[Start Exercise materials]

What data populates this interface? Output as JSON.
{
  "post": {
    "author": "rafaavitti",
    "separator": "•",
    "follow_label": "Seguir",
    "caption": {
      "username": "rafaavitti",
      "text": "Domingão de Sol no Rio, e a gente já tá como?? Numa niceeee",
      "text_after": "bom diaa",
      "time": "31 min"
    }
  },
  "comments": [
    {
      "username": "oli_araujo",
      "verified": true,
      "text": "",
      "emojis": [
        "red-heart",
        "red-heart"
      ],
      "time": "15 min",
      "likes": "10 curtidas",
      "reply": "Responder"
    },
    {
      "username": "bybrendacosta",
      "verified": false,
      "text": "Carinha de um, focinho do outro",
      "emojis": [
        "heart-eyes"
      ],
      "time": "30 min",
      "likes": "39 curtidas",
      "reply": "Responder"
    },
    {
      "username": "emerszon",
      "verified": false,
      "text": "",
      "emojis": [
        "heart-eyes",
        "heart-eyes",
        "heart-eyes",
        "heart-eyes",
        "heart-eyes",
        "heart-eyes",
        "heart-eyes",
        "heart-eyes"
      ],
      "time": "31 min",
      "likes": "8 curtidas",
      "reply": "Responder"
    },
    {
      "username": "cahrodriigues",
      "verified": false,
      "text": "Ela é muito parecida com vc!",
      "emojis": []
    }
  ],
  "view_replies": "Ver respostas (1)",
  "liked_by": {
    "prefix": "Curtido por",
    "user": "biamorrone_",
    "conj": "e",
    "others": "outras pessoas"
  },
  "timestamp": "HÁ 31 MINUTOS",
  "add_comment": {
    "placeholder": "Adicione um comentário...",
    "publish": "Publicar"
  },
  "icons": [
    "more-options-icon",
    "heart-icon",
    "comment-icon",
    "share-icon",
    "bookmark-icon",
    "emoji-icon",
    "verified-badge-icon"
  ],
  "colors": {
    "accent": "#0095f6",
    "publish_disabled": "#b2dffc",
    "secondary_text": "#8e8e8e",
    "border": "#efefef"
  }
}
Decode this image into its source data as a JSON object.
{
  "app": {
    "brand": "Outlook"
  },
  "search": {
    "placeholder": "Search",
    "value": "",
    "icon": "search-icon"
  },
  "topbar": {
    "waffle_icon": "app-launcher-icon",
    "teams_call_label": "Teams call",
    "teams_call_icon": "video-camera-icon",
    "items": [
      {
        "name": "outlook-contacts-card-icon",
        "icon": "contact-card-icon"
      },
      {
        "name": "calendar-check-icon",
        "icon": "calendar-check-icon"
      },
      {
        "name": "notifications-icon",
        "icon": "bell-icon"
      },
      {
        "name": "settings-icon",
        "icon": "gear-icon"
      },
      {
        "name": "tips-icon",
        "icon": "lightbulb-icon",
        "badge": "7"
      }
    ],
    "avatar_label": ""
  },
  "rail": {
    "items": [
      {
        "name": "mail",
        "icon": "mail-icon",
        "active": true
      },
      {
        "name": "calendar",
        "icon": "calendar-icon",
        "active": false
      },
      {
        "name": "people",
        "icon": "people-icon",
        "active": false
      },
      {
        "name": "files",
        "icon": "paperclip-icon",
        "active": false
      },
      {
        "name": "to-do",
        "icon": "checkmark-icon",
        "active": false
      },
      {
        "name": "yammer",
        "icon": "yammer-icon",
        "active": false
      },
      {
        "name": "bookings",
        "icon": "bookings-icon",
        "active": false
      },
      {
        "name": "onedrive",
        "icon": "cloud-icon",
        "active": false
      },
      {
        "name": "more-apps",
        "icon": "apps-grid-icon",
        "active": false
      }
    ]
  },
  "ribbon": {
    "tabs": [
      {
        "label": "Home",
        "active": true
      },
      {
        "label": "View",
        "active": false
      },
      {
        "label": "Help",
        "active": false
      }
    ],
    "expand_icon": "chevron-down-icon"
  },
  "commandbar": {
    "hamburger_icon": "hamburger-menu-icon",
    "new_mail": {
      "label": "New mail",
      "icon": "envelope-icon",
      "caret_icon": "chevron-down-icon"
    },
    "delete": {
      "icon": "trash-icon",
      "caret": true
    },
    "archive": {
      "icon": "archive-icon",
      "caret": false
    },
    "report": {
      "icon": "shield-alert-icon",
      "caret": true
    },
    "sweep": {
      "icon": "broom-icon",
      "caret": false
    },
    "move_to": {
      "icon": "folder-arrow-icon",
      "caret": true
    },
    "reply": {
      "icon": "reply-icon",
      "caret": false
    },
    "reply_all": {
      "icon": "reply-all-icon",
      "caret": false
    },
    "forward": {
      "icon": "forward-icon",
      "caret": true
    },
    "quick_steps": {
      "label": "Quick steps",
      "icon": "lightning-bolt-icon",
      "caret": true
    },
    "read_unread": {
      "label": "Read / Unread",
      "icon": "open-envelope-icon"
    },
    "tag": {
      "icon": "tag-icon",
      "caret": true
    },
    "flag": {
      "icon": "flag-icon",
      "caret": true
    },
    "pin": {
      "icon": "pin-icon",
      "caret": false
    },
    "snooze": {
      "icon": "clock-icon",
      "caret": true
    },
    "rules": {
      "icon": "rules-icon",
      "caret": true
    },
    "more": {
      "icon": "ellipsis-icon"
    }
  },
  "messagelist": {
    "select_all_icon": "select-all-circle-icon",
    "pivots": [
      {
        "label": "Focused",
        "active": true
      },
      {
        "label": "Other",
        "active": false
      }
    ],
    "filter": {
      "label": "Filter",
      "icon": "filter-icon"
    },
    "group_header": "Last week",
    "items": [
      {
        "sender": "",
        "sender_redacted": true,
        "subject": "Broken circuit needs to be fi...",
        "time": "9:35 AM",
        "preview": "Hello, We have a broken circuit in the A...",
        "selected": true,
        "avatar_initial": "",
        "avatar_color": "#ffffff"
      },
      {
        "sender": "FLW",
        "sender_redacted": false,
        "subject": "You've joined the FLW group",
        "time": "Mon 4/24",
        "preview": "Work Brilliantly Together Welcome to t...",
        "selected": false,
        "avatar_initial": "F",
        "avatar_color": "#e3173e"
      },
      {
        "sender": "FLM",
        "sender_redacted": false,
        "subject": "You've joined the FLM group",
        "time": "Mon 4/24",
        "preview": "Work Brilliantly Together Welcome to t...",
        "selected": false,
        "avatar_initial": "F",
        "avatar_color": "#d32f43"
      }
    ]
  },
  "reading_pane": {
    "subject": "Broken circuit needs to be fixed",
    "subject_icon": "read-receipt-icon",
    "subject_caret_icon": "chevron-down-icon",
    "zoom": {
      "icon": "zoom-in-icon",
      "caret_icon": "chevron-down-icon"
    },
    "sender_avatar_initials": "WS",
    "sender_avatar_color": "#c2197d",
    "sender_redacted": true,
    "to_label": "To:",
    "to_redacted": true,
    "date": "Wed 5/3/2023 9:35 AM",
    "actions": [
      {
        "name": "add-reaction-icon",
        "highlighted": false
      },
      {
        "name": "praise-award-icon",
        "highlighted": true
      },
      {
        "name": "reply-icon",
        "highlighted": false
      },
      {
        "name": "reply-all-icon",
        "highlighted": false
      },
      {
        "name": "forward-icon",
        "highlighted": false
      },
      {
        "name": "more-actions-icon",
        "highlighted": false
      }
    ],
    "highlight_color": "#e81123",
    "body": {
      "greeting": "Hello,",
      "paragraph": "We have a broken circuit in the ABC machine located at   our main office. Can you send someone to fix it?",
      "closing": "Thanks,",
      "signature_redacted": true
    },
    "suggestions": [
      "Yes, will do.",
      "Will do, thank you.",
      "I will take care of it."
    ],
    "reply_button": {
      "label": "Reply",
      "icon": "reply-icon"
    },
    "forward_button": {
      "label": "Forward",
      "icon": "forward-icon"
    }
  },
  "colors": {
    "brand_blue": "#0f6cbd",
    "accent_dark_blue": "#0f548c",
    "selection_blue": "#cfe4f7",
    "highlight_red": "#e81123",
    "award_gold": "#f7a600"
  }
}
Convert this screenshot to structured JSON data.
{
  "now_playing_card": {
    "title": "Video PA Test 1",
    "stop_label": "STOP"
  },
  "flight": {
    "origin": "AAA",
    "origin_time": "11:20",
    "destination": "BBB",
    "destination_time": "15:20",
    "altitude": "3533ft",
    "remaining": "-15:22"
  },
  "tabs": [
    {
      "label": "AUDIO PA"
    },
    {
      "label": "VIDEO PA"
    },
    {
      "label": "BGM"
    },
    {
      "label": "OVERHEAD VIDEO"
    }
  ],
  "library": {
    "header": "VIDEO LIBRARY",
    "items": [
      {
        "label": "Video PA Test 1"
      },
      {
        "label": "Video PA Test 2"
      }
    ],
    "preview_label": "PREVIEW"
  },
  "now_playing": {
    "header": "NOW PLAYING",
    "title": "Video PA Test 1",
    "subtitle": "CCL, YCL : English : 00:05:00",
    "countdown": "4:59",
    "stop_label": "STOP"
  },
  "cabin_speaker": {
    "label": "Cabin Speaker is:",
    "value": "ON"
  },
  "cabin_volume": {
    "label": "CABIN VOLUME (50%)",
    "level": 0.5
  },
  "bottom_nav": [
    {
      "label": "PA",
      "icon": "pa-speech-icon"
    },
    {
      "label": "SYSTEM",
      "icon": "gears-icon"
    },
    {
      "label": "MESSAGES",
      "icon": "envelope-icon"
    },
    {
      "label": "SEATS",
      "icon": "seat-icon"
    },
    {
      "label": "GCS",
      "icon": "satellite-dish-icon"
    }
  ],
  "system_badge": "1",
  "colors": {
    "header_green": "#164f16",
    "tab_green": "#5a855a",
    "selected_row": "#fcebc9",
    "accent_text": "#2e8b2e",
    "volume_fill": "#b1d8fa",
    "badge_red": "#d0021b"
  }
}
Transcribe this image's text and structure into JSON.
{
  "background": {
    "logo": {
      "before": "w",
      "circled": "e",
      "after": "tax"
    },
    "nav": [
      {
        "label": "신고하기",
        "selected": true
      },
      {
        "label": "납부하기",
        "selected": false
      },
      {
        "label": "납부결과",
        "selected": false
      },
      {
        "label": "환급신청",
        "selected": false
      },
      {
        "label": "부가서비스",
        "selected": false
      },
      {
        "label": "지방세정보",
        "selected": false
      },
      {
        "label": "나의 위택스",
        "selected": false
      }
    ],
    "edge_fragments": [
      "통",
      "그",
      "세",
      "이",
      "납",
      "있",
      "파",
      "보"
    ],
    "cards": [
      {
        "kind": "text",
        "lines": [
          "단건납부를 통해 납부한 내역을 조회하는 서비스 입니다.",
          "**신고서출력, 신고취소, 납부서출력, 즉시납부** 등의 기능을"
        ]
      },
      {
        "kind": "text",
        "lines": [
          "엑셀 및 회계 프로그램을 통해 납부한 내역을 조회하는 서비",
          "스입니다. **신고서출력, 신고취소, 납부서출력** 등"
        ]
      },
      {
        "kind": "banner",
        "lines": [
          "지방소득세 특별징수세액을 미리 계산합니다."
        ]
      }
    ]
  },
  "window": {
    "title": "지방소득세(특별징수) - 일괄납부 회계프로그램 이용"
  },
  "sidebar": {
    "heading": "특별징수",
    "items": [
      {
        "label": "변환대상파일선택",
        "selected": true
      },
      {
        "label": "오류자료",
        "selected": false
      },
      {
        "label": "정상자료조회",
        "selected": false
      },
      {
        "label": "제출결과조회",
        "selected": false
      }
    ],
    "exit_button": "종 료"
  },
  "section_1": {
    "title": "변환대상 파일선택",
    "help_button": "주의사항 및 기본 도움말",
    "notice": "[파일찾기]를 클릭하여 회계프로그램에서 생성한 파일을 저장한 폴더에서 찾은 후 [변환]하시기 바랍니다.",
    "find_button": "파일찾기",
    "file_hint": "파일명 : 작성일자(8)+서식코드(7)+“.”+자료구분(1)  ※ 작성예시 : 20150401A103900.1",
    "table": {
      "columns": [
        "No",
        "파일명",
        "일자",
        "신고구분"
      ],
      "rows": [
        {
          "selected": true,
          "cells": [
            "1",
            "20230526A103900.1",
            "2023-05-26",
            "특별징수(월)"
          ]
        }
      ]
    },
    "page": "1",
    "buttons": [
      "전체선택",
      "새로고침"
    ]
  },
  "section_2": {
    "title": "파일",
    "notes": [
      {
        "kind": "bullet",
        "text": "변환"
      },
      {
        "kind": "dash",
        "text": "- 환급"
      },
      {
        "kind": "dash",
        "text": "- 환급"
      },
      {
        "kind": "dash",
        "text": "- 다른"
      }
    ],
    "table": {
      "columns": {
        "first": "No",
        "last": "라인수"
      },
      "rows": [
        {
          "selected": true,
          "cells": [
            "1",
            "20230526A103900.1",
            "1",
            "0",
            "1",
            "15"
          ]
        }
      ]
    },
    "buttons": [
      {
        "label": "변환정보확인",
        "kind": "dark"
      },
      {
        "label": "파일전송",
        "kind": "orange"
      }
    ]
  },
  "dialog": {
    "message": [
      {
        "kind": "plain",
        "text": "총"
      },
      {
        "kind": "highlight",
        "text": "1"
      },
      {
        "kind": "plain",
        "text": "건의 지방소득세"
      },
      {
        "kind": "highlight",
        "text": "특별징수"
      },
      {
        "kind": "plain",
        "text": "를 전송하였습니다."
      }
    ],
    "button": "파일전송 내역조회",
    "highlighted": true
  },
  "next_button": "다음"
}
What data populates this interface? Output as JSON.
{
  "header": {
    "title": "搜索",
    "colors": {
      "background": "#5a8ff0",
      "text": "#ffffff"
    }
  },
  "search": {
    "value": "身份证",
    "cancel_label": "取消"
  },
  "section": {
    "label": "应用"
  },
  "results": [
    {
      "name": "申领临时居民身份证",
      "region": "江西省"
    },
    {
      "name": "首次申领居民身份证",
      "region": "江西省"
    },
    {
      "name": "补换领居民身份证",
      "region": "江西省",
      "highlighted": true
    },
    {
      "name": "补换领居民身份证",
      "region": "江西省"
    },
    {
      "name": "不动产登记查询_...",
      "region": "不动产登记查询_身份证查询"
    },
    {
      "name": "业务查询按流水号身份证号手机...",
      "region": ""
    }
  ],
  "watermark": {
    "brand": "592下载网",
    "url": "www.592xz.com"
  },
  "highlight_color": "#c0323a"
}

[End Exercise materials]

**Short exercise:** Within the entries above, work out how many lines contain the word "more". The number alone is the answer.

**Exercise output:** 4